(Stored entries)
※ ※ ※
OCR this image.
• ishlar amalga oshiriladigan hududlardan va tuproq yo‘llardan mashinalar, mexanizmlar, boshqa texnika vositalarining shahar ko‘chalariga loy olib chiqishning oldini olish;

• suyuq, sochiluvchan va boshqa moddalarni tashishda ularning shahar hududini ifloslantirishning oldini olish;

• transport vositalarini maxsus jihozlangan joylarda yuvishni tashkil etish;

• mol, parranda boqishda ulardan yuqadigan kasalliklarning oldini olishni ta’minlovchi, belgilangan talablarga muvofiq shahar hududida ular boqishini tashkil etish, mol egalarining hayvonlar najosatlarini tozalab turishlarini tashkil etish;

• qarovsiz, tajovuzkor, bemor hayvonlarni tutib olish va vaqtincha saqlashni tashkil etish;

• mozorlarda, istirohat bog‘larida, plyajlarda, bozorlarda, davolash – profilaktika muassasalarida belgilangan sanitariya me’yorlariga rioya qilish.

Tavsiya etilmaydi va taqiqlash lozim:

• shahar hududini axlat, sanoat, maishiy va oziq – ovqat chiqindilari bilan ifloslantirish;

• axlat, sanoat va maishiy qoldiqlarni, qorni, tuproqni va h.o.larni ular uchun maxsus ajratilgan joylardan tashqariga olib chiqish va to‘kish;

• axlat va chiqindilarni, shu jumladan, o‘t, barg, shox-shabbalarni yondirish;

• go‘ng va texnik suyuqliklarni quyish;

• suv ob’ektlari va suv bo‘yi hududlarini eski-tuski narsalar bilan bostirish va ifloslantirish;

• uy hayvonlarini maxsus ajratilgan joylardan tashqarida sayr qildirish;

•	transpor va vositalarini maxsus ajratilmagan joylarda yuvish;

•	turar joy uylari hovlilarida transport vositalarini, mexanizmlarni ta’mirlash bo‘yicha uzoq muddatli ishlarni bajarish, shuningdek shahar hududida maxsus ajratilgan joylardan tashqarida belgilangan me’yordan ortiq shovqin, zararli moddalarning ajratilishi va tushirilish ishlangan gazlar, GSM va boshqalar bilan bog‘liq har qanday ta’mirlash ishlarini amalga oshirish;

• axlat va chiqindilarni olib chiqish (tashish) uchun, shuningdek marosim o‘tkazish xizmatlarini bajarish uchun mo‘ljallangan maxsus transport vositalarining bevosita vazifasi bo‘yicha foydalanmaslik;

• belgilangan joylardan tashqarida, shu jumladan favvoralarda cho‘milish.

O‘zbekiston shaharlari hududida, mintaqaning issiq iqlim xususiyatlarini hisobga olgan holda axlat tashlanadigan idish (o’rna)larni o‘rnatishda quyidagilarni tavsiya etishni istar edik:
※ ※ ※
_SET PROBLEM:_
Write out every record, exactly as written.

_SOLUTION TO THE PROBLEM:_
OCR this image.
• ishlar amalga oshiriladigan hududlardan va tuproq yo‘llardan mashinalar, mexanizmlar, boshqa texnika vositalarining shahar ko‘chalariga loy olib chiqishning oldini olish;

• suyuq, sochiluvchan va boshqa moddalarni tashishda ularning shahar hududini ifloslantirishning oldini olish;

• transport vositalarini maxsus jihozlangan joylarda yuvishni tashkil etish;

• mol, parranda boqishda ulardan yuqadigan kasalliklarning oldini olishni ta’minlovchi, belgilangan talablarga muvofiq shahar hududida ular boqishini tashkil etish, mol egalarining hayvonlar najosatlarini tozalab turishlarini tashkil etish;

• qarovsiz, tajovuzkor, bemor hayvonlarni tutib olish va vaqtincha saqlashni tashkil etish;

• mozorlarda, istirohat bog‘larida, plyajlarda, bozorlarda, davolash – profilaktika muassasalarida belgilangan sanitariya me’yorlariga rioya qilish.

Tavsiya etilmaydi va taqiqlash lozim:

• shahar hududini axlat, sanoat, maishiy va oziq – ovqat chiqindilari bilan ifloslantirish;

• axlat, sanoat va maishiy qoldiqlarni, qorni, tuproqni va h.o.larni ular uchun maxsus ajratilgan joylardan tashqariga olib chiqish va to‘kish;

• axlat va chiqindilarni, shu jumladan, o‘t, barg, shox-shabbalarni yondirish;

• go‘ng va texnik suyuqliklarni quyish;

• suv ob’ektlari va suv bo‘yi hududlarini eski-tuski narsalar bilan bostirish va ifloslantirish;

• uy hayvonlarini maxsus ajratilgan joylardan tashqarida sayr qildirish;

•	transpor va vositalarini maxsus ajratilmagan joylarda yuvish;

•	turar joy uylari hovlilarida transport vositalarini, mexanizmlarni ta’mirlash bo‘yicha uzoq muddatli ishlarni bajarish, shuningdek shahar hududida maxsus ajratilgan joylardan tashqarida belgilangan me’yordan ortiq shovqin, zararli moddalarning ajratilishi va tushirilish ishlangan gazlar, GSM va boshqalar bilan bog‘liq har qanday ta’mirlash ishlarini amalga oshirish;

• axlat va chiqindilarni olib chiqish (tashish) uchun, shuningdek marosim o‘tkazish xizmatlarini bajarish uchun mo‘ljallangan maxsus transport vositalarining bevosita vazifasi bo‘yicha foydalanmaslik;

• belgilangan joylardan tashqarida, shu jumladan favvoralarda cho‘milish.

O‘zbekiston shaharlari hududida, mintaqaning issiq iqlim xususiyatlarini hisobga olgan holda axlat tashlanadigan idish (o’rna)larni o‘rnatishda quyidagilarni tavsiya etishni istar edik:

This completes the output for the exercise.